Figure record listings
※ ※ ※

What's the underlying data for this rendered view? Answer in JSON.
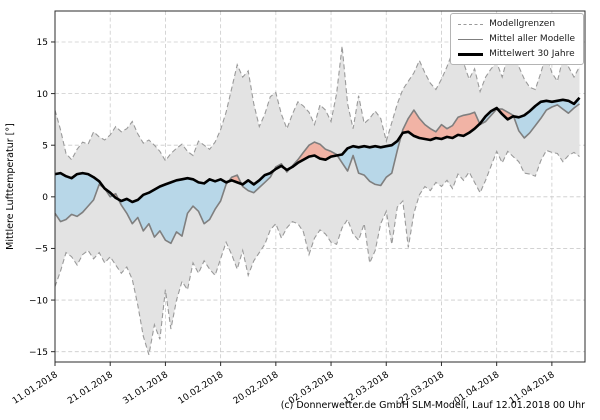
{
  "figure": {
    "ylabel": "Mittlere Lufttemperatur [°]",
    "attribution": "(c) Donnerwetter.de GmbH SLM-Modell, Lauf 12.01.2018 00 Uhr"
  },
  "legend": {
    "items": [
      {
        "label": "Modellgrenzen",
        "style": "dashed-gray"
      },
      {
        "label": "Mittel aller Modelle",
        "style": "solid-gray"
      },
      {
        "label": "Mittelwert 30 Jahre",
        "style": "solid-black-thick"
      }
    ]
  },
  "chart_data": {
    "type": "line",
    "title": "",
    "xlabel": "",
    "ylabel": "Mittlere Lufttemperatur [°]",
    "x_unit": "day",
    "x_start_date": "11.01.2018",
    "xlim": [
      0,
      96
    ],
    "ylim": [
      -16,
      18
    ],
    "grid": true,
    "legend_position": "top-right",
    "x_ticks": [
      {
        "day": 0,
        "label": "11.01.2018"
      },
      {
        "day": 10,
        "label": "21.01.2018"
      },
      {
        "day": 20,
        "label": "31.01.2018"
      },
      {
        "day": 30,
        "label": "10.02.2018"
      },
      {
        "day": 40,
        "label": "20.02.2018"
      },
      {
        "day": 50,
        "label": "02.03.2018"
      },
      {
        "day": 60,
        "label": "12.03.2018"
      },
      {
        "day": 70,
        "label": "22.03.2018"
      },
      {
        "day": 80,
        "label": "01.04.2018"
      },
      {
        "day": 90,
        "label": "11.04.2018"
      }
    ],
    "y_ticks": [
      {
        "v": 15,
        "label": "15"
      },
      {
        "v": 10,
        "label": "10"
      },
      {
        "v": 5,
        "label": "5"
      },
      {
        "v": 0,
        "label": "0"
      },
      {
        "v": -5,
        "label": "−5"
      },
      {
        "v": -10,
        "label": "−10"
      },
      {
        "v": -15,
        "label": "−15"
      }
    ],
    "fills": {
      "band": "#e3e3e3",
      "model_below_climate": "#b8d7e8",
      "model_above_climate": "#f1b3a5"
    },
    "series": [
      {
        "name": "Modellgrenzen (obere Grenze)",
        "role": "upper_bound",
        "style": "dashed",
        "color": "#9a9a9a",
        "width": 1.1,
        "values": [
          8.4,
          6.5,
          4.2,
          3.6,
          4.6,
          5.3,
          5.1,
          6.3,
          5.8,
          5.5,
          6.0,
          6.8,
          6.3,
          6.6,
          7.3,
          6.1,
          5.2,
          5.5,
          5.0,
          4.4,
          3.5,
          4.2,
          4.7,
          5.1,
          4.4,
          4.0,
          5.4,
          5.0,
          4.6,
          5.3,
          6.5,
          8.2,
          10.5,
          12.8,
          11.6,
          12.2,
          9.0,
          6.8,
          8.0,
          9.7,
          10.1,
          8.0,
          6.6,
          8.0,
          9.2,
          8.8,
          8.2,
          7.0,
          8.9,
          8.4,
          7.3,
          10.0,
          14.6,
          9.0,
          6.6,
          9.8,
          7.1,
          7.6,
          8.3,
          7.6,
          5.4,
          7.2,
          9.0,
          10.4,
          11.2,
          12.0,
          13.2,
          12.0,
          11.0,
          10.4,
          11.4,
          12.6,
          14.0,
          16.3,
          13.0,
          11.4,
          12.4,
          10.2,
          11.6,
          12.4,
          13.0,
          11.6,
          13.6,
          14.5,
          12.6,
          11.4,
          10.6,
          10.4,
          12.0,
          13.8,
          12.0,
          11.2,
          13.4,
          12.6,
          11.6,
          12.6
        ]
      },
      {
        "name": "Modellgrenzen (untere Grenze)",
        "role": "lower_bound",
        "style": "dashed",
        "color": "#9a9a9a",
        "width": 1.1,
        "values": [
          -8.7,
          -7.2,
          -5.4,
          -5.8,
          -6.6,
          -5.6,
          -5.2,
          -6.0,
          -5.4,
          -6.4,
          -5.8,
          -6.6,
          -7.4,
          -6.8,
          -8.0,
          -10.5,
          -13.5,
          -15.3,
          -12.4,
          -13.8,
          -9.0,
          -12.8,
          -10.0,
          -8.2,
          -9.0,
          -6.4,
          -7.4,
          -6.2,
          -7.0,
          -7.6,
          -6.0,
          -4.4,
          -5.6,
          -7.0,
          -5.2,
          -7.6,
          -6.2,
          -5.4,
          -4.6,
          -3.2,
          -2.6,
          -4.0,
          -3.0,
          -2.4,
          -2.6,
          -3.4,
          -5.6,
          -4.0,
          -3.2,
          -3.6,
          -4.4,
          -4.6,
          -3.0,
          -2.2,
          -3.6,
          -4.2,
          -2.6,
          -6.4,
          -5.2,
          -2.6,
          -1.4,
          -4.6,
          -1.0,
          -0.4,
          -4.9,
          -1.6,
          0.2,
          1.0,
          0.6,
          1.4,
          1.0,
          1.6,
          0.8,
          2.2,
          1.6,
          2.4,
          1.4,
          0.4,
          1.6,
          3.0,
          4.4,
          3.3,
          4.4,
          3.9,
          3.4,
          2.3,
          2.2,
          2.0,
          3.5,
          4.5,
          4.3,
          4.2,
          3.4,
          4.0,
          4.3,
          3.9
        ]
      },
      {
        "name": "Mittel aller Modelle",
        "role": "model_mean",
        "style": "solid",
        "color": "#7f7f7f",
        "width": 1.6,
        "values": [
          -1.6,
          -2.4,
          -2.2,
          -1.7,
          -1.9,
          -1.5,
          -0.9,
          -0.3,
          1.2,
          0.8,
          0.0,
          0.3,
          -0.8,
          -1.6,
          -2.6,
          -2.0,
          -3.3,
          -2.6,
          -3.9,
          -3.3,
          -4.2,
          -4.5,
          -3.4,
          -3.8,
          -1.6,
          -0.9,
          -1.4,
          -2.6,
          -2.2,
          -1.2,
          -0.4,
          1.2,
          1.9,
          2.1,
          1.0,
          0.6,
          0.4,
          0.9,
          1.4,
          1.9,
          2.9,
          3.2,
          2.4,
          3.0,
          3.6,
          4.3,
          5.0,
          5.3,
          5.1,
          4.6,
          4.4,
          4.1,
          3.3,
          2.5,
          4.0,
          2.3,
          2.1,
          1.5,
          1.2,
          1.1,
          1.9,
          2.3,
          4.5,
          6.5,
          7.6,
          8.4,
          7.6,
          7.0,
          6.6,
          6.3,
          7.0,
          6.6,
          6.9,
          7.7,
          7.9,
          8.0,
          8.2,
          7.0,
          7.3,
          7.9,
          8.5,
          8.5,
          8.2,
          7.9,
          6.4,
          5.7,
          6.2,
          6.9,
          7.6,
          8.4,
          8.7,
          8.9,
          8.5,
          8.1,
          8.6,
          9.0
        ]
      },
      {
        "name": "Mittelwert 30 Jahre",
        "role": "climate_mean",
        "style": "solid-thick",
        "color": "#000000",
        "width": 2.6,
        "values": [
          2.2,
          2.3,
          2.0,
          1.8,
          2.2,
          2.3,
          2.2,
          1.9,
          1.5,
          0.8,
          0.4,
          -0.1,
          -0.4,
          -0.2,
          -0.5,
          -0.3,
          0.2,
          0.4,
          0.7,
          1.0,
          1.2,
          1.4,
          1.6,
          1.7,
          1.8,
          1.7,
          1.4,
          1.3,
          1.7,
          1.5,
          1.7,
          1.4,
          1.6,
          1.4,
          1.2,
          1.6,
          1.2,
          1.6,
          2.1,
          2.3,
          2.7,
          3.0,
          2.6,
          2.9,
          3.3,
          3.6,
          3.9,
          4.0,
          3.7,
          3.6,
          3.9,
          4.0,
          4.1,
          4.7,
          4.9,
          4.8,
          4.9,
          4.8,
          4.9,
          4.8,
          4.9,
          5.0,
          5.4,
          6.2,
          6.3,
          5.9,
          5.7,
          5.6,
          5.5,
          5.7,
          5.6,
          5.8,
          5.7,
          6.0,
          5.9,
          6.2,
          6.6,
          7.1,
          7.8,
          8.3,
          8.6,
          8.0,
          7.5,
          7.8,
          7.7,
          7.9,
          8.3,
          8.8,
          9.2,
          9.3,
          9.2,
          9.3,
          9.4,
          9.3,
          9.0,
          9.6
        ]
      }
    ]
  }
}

※ ※ ※

### Work to do
Reproduce each line of the material containing the word "style".

### Reply to the exercise
        "style": "dashed-gray"
        "style": "solid-gray"
        "style": "solid-black-thick"
        "style": "dashed",
        "style": "dashed",
        "style": "solid",
        "style": "solid-thick",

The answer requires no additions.